Problem statement ::
From the line containing "Enumerate this screenshot's" down to the last line of the material, return those lines verbatim and only those.

□ □ □ □ □ □ □

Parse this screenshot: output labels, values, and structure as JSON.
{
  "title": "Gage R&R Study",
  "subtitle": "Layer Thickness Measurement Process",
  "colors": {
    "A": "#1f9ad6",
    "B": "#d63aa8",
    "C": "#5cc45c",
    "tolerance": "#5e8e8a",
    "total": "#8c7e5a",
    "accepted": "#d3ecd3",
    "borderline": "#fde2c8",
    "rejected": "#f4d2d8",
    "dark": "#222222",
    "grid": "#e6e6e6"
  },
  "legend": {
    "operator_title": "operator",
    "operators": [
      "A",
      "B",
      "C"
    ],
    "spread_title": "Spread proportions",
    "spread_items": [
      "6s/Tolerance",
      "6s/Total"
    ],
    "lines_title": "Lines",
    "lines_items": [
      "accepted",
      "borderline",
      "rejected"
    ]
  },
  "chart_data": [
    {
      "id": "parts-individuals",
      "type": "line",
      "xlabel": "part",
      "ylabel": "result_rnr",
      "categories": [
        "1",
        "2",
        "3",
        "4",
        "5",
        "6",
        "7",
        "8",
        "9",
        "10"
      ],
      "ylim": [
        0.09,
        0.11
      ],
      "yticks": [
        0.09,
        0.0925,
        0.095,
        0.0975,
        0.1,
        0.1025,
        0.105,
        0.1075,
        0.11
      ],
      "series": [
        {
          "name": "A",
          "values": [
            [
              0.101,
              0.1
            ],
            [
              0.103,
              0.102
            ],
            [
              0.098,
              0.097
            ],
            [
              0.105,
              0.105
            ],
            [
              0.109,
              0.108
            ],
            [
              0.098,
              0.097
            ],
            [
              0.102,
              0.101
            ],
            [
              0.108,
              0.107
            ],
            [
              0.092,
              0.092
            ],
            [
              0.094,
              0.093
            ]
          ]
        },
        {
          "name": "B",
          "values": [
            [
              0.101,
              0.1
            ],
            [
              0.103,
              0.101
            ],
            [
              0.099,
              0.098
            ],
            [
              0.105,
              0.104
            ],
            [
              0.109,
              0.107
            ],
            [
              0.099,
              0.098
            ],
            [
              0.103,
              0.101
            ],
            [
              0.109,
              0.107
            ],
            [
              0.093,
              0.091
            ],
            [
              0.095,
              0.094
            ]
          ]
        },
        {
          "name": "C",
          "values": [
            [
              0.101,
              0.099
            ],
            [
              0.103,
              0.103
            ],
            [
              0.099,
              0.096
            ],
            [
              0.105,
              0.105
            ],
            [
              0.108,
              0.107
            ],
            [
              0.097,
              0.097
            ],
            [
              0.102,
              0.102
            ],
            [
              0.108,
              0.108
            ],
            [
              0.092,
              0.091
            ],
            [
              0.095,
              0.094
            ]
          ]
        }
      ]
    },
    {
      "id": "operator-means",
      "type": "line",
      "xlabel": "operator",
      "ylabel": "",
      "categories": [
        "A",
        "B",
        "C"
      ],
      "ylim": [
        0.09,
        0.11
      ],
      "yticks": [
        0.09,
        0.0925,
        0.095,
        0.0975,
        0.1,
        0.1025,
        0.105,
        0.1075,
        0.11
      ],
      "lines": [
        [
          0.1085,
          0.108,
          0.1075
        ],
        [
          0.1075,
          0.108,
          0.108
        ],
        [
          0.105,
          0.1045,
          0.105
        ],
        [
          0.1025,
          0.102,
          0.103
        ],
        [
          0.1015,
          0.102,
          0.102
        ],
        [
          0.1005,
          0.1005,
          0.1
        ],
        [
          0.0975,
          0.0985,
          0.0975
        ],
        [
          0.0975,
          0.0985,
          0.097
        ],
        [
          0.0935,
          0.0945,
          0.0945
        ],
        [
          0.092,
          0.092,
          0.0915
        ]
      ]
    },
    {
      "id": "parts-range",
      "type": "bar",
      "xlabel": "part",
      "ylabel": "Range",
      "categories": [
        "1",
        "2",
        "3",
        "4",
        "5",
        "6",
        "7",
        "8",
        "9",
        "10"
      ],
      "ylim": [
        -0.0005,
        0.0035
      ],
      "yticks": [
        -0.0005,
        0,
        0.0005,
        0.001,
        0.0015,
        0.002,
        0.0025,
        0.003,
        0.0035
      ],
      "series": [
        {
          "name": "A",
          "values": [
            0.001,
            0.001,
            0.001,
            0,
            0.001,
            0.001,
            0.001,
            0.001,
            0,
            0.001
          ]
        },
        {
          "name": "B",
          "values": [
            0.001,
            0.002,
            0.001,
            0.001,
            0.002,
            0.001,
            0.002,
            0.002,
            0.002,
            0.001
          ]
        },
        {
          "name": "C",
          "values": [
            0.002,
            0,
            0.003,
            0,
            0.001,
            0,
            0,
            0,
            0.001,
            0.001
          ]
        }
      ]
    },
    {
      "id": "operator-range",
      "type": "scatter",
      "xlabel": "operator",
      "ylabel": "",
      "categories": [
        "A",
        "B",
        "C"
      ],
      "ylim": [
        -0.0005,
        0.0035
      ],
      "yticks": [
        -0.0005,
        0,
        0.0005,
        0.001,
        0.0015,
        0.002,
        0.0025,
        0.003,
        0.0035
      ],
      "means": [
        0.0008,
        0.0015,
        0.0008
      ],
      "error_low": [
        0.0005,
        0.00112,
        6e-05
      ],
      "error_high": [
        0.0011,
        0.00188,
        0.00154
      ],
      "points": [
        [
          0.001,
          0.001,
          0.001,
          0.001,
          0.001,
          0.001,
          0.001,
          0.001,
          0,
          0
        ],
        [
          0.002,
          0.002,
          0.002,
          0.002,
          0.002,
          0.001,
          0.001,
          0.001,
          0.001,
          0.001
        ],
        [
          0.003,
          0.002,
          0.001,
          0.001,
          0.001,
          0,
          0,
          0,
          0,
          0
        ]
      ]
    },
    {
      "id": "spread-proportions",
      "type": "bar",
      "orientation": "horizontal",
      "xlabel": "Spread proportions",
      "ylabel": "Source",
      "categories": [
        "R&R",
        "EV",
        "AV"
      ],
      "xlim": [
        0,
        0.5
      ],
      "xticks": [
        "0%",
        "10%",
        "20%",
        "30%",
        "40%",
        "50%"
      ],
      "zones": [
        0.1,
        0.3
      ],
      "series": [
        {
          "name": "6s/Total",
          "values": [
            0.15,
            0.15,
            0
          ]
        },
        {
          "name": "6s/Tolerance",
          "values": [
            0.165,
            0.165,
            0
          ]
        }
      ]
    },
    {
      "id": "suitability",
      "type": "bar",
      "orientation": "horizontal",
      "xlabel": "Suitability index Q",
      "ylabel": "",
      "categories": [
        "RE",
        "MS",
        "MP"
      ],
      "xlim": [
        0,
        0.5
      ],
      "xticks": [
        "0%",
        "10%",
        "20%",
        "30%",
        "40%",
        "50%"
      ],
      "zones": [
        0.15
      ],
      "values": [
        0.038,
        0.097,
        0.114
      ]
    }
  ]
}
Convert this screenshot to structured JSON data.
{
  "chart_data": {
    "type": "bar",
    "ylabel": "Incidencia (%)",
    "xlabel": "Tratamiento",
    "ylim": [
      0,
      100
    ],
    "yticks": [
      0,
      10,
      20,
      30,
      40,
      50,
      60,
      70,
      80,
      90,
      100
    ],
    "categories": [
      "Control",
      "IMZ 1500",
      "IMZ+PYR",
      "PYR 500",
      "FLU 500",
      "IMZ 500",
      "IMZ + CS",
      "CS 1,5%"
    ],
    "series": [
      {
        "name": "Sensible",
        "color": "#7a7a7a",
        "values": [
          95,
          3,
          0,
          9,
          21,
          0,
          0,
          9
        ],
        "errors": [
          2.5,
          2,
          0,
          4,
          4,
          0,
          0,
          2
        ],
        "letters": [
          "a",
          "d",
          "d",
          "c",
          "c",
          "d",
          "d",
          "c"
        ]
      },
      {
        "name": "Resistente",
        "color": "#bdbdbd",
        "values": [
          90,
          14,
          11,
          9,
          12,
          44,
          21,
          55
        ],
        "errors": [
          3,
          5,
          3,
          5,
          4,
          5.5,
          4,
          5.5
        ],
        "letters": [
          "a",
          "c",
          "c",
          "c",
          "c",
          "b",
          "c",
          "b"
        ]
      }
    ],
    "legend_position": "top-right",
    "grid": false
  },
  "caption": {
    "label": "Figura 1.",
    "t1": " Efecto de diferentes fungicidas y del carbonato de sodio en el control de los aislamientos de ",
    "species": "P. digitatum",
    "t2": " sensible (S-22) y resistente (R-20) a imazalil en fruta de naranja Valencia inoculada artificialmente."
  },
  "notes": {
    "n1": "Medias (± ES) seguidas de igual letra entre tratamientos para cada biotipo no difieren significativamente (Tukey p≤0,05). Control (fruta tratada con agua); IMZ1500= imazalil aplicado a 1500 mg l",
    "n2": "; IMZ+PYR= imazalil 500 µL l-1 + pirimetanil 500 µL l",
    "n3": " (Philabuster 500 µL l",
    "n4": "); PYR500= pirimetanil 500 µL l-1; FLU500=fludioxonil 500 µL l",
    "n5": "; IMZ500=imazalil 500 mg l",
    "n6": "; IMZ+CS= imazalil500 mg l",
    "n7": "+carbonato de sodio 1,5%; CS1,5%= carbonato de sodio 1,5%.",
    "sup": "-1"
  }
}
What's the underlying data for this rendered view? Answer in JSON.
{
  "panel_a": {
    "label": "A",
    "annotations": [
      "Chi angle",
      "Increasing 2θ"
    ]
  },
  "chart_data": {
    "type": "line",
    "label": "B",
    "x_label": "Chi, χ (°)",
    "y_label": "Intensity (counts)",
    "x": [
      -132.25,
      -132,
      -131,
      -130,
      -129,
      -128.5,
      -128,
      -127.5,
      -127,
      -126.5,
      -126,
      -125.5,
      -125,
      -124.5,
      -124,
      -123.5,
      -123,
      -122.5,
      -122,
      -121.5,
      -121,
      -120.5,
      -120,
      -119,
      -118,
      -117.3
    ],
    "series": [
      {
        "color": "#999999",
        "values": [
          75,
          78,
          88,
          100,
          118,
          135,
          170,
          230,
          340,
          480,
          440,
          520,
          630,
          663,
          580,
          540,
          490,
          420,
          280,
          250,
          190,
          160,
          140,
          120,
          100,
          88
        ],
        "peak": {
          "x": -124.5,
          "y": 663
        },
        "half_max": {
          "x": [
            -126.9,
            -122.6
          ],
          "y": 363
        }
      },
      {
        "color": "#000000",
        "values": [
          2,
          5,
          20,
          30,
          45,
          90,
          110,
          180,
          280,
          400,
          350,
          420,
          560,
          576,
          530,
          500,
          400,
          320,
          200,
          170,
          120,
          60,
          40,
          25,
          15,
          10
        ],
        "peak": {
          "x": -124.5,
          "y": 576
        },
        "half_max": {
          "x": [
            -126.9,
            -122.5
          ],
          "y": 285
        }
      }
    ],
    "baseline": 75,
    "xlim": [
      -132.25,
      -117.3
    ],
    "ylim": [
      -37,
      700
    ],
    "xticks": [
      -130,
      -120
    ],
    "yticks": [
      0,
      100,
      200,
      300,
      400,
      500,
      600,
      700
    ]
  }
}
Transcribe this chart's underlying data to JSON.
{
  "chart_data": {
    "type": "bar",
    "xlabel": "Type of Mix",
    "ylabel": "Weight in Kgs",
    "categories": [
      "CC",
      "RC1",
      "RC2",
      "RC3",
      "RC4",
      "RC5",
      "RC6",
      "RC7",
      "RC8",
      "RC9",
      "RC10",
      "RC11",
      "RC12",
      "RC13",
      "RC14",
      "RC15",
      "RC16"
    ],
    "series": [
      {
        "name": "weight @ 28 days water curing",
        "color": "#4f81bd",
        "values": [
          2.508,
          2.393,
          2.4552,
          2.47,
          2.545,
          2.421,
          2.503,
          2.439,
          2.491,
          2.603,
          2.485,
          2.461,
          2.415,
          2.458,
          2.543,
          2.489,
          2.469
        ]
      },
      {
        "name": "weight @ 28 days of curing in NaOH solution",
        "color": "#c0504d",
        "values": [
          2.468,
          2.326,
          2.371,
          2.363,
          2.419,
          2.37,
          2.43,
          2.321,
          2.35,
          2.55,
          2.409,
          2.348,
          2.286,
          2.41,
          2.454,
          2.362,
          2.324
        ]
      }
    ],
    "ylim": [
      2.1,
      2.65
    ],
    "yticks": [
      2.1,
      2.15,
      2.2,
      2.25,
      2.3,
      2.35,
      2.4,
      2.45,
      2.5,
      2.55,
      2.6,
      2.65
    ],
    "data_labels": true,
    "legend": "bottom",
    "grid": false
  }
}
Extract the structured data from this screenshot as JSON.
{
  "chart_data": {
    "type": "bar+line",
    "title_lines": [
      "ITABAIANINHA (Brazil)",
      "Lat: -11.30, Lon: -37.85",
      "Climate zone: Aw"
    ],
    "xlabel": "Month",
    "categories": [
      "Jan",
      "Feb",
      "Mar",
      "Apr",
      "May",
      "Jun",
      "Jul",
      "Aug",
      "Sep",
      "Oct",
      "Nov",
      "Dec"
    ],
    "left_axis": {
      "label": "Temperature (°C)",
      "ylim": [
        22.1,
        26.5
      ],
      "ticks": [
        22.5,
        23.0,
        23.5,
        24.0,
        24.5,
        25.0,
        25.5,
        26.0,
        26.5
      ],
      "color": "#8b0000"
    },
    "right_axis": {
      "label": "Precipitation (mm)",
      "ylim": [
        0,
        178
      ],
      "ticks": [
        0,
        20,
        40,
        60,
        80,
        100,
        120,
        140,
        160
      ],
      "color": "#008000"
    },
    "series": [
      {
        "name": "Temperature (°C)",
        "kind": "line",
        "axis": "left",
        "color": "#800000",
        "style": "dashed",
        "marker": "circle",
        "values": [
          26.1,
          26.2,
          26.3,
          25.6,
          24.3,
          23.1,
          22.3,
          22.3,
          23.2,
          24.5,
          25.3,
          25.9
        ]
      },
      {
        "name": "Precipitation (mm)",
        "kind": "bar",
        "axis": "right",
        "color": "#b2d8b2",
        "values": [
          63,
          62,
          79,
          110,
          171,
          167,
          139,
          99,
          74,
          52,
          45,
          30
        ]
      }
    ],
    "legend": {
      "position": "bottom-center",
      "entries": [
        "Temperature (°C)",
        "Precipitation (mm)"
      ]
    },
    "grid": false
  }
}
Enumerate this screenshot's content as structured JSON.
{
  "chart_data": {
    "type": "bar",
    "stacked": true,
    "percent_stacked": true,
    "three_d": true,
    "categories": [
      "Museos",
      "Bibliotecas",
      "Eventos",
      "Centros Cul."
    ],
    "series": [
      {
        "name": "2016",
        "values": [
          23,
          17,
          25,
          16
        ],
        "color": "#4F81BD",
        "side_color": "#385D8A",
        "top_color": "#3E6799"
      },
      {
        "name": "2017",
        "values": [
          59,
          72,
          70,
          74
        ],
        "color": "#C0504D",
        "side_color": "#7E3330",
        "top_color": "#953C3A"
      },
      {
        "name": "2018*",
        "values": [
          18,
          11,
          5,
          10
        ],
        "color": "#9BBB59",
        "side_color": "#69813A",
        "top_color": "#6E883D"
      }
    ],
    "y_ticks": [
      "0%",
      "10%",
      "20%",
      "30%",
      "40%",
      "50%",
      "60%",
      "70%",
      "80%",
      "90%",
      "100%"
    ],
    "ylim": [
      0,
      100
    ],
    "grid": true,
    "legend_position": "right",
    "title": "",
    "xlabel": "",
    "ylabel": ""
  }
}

□ □ □ □ □ □ □

Task solution ::
Enumerate this screenshot's content as structured JSON.
{
  "chart_data": {
    "type": "bar",
    "stacked": true,
    "percent_stacked": true,
    "three_d": true,
    "categories": [
      "Museos",
      "Bibliotecas",
      "Eventos",
      "Centros Cul."
    ],
    "series": [
      {
        "name": "2016",
        "values": [
          23,
          17,
          25,
          16
        ],
        "color": "#4F81BD",
        "side_color": "#385D8A",
        "top_color": "#3E6799"
      },
      {
        "name": "2017",
        "values": [
          59,
          72,
          70,
          74
        ],
        "color": "#C0504D",
        "side_color": "#7E3330",
        "top_color": "#953C3A"
      },
      {
        "name": "2018*",
        "values": [
          18,
          11,
          5,
          10
        ],
        "color": "#9BBB59",
        "side_color": "#69813A",
        "top_color": "#6E883D"
      }
    ],
    "y_ticks": [
      "0%",
      "10%",
      "20%",
      "30%",
      "40%",
      "50%",
      "60%",
      "70%",
      "80%",
      "90%",
      "100%"
    ],
    "ylim": [
      0,
      100
    ],
    "grid": true,
    "legend_position": "right",
    "title": "",
    "xlabel": "",
    "ylabel": ""
  }
}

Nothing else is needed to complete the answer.